▶ Short problem: Exactly reproduce each entry, leaving out nothing.

--- BEGIN Records shown ---

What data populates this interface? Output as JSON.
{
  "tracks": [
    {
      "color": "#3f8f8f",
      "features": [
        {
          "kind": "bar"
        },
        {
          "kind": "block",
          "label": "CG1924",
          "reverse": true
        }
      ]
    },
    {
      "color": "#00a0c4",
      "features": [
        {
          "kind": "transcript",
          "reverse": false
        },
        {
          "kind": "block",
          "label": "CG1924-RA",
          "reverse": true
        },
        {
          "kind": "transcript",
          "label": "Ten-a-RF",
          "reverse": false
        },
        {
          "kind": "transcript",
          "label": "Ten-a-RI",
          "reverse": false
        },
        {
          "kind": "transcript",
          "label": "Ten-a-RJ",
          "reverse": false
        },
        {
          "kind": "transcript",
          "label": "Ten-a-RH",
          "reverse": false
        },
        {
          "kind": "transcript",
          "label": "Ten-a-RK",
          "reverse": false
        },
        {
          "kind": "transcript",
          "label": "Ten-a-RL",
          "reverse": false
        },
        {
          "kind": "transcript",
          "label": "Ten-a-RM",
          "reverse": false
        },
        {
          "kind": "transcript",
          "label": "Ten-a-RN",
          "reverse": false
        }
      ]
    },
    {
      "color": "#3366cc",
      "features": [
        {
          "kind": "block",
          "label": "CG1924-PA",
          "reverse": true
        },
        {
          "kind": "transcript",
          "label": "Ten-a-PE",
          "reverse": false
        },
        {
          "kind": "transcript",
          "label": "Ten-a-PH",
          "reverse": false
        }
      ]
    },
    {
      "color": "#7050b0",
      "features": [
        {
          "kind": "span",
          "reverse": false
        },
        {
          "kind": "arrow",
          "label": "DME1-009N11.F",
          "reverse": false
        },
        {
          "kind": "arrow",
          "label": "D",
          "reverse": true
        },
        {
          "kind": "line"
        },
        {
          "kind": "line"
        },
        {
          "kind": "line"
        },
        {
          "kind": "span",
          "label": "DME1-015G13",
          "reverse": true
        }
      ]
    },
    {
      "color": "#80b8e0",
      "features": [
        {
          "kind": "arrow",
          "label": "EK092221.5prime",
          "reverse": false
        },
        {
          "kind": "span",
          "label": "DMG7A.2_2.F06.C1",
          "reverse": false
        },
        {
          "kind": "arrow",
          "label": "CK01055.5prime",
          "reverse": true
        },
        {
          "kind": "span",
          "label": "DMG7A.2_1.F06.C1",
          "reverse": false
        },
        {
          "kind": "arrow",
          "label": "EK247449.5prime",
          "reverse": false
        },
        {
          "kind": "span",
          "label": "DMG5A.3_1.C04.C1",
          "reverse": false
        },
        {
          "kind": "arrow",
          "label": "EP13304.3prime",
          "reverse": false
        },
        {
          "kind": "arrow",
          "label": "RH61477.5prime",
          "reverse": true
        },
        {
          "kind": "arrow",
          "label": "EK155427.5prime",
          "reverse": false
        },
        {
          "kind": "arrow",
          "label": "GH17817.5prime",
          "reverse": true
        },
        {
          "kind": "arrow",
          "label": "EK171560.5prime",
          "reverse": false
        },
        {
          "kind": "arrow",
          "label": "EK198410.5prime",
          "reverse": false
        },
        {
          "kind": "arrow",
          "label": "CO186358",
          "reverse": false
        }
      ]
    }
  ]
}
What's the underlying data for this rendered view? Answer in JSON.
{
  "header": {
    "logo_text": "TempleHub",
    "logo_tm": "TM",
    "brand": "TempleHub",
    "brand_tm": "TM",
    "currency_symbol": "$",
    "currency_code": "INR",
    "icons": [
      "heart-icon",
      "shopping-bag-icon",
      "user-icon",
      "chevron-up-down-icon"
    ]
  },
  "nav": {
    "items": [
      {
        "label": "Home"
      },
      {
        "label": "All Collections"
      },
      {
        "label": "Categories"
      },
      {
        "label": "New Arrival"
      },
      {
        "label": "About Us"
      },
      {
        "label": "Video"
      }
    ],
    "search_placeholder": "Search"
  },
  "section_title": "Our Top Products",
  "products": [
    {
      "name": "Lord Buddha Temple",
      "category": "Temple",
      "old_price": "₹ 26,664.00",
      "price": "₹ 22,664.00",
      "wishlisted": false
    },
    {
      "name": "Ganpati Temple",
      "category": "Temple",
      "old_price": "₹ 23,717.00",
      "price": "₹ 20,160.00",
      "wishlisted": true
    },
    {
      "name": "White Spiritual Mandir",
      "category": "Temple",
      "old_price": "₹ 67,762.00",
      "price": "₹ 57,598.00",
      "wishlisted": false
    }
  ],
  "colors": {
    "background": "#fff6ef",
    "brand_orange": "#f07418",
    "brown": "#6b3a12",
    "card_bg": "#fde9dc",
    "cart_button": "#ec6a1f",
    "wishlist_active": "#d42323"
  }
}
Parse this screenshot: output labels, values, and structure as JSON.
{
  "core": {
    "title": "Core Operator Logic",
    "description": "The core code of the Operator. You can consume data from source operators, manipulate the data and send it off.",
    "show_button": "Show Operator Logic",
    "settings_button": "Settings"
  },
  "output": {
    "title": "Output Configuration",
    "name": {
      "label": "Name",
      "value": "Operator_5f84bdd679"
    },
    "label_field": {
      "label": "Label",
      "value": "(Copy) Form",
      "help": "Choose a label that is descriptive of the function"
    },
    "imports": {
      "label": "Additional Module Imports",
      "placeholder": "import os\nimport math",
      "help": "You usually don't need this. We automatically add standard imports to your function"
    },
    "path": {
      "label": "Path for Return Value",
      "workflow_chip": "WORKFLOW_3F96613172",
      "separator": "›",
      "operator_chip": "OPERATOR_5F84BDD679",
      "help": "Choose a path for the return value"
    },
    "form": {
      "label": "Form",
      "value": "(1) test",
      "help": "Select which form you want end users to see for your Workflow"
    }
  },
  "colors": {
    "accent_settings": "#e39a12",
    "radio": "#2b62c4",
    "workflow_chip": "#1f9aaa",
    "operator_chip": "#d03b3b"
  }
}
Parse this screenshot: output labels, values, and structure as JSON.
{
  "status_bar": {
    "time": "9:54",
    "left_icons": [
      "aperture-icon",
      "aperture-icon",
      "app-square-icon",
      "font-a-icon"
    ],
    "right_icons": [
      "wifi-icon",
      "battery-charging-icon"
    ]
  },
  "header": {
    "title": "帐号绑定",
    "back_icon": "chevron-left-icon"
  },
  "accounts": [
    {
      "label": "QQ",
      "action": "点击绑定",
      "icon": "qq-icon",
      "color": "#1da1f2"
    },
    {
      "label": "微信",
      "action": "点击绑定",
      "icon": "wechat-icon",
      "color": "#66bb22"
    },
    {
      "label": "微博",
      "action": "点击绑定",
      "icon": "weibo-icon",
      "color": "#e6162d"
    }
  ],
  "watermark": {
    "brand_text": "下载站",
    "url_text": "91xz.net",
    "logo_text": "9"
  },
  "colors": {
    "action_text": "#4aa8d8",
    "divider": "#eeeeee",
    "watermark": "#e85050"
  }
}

--- END Records shown ---

▶ Task result:
What data populates this interface? Output as JSON.
{
  "tracks": [
    {
      "color": "#3f8f8f",
      "features": [
        {
          "kind": "bar"
        },
        {
          "kind": "block",
          "label": "CG1924",
          "reverse": true
        }
      ]
    },
    {
      "color": "#00a0c4",
      "features": [
        {
          "kind": "transcript",
          "reverse": false
        },
        {
          "kind": "block",
          "label": "CG1924-RA",
          "reverse": true
        },
        {
          "kind": "transcript",
          "label": "Ten-a-RF",
          "reverse": false
        },
        {
          "kind": "transcript",
          "label": "Ten-a-RI",
          "reverse": false
        },
        {
          "kind": "transcript",
          "label": "Ten-a-RJ",
          "reverse": false
        },
        {
          "kind": "transcript",
          "label": "Ten-a-RH",
          "reverse": false
        },
        {
          "kind": "transcript",
          "label": "Ten-a-RK",
          "reverse": false
        },
        {
          "kind": "transcript",
          "label": "Ten-a-RL",
          "reverse": false
        },
        {
          "kind": "transcript",
          "label": "Ten-a-RM",
          "reverse": false
        },
        {
          "kind": "transcript",
          "label": "Ten-a-RN",
          "reverse": false
        }
      ]
    },
    {
      "color": "#3366cc",
      "features": [
        {
          "kind": "block",
          "label": "CG1924-PA",
          "reverse": true
        },
        {
          "kind": "transcript",
          "label": "Ten-a-PE",
          "reverse": false
        },
        {
          "kind": "transcript",
          "label": "Ten-a-PH",
          "reverse": false
        }
      ]
    },
    {
      "color": "#7050b0",
      "features": [
        {
          "kind": "span",
          "reverse": false
        },
        {
          "kind": "arrow",
          "label": "DME1-009N11.F",
          "reverse": false
        },
        {
          "kind": "arrow",
          "label": "D",
          "reverse": true
        },
        {
          "kind": "line"
        },
        {
          "kind": "line"
        },
        {
          "kind": "line"
        },
        {
          "kind": "span",
          "label": "DME1-015G13",
          "reverse": true
        }
      ]
    },
    {
      "color": "#80b8e0",
      "features": [
        {
          "kind": "arrow",
          "label": "EK092221.5prime",
          "reverse": false
        },
        {
          "kind": "span",
          "label": "DMG7A.2_2.F06.C1",
          "reverse": false
        },
        {
          "kind": "arrow",
          "label": "CK01055.5prime",
          "reverse": true
        },
        {
          "kind": "span",
          "label": "DMG7A.2_1.F06.C1",
          "reverse": false
        },
        {
          "kind": "arrow",
          "label": "EK247449.5prime",
          "reverse": false
        },
        {
          "kind": "span",
          "label": "DMG5A.3_1.C04.C1",
          "reverse": false
        },
        {
          "kind": "arrow",
          "label": "EP13304.3prime",
          "reverse": false
        },
        {
          "kind": "arrow",
          "label": "RH61477.5prime",
          "reverse": true
        },
        {
          "kind": "arrow",
          "label": "EK155427.5prime",
          "reverse": false
        },
        {
          "kind": "arrow",
          "label": "GH17817.5prime",
          "reverse": true
        },
        {
          "kind": "arrow",
          "label": "EK171560.5prime",
          "reverse": false
        },
        {
          "kind": "arrow",
          "label": "EK198410.5prime",
          "reverse": false
        },
        {
          "kind": "arrow",
          "label": "CO186358",
          "reverse": false
        }
      ]
    }
  ]
}
What's the underlying data for this rendered view? Answer in JSON.
{
  "header": {
    "logo_text": "TempleHub",
    "logo_tm": "TM",
    "brand": "TempleHub",
    "brand_tm": "TM",
    "currency_symbol": "$",
    "currency_code": "INR",
    "icons": [
      "heart-icon",
      "shopping-bag-icon",
      "user-icon",
      "chevron-up-down-icon"
    ]
  },
  "nav": {
    "items": [
      {
        "label": "Home"
      },
      {
        "label": "All Collections"
      },
      {
        "label": "Categories"
      },
      {
        "label": "New Arrival"
      },
      {
        "label": "About Us"
      },
      {
        "label": "Video"
      }
    ],
    "search_placeholder": "Search"
  },
  "section_title": "Our Top Products",
  "products": [
    {
      "name": "Lord Buddha Temple",
      "category": "Temple",
      "old_price": "₹ 26,664.00",
      "price": "₹ 22,664.00",
      "wishlisted": false
    },
    {
      "name": "Ganpati Temple",
      "category": "Temple",
      "old_price": "₹ 23,717.00",
      "price": "₹ 20,160.00",
      "wishlisted": true
    },
    {
      "name": "White Spiritual Mandir",
      "category": "Temple",
      "old_price": "₹ 67,762.00",
      "price": "₹ 57,598.00",
      "wishlisted": false
    }
  ],
  "colors": {
    "background": "#fff6ef",
    "brand_orange": "#f07418",
    "brown": "#6b3a12",
    "card_bg": "#fde9dc",
    "cart_button": "#ec6a1f",
    "wishlist_active": "#d42323"
  }
}
Parse this screenshot: output labels, values, and structure as JSON.
{
  "core": {
    "title": "Core Operator Logic",
    "description": "The core code of the Operator. You can consume data from source operators, manipulate the data and send it off.",
    "show_button": "Show Operator Logic",
    "settings_button": "Settings"
  },
  "output": {
    "title": "Output Configuration",
    "name": {
      "label": "Name",
      "value": "Operator_5f84bdd679"
    },
    "label_field": {
      "label": "Label",
      "value": "(Copy) Form",
      "help": "Choose a label that is descriptive of the function"
    },
    "imports": {
      "label": "Additional Module Imports",
      "placeholder": "import os\nimport math",
      "help": "You usually don't need this. We automatically add standard imports to your function"
    },
    "path": {
      "label": "Path for Return Value",
      "workflow_chip": "WORKFLOW_3F96613172",
      "separator": "›",
      "operator_chip": "OPERATOR_5F84BDD679",
      "help": "Choose a path for the return value"
    },
    "form": {
      "label": "Form",
      "value": "(1) test",
      "help": "Select which form you want end users to see for your Workflow"
    }
  },
  "colors": {
    "accent_settings": "#e39a12",
    "radio": "#2b62c4",
    "workflow_chip": "#1f9aaa",
    "operator_chip": "#d03b3b"
  }
}
Parse this screenshot: output labels, values, and structure as JSON.
{
  "status_bar": {
    "time": "9:54",
    "left_icons": [
      "aperture-icon",
      "aperture-icon",
      "app-square-icon",
      "font-a-icon"
    ],
    "right_icons": [
      "wifi-icon",
      "battery-charging-icon"
    ]
  },
  "header": {
    "title": "帐号绑定",
    "back_icon": "chevron-left-icon"
  },
  "accounts": [
    {
      "label": "QQ",
      "action": "点击绑定",
      "icon": "qq-icon",
      "color": "#1da1f2"
    },
    {
      "label": "微信",
      "action": "点击绑定",
      "icon": "wechat-icon",
      "color": "#66bb22"
    },
    {
      "label": "微博",
      "action": "点击绑定",
      "icon": "weibo-icon",
      "color": "#e6162d"
    }
  ],
  "watermark": {
    "brand_text": "下载站",
    "url_text": "91xz.net",
    "logo_text": "9"
  },
  "colors": {
    "action_text": "#4aa8d8",
    "divider": "#eeeeee",
    "watermark": "#e85050"
  }
}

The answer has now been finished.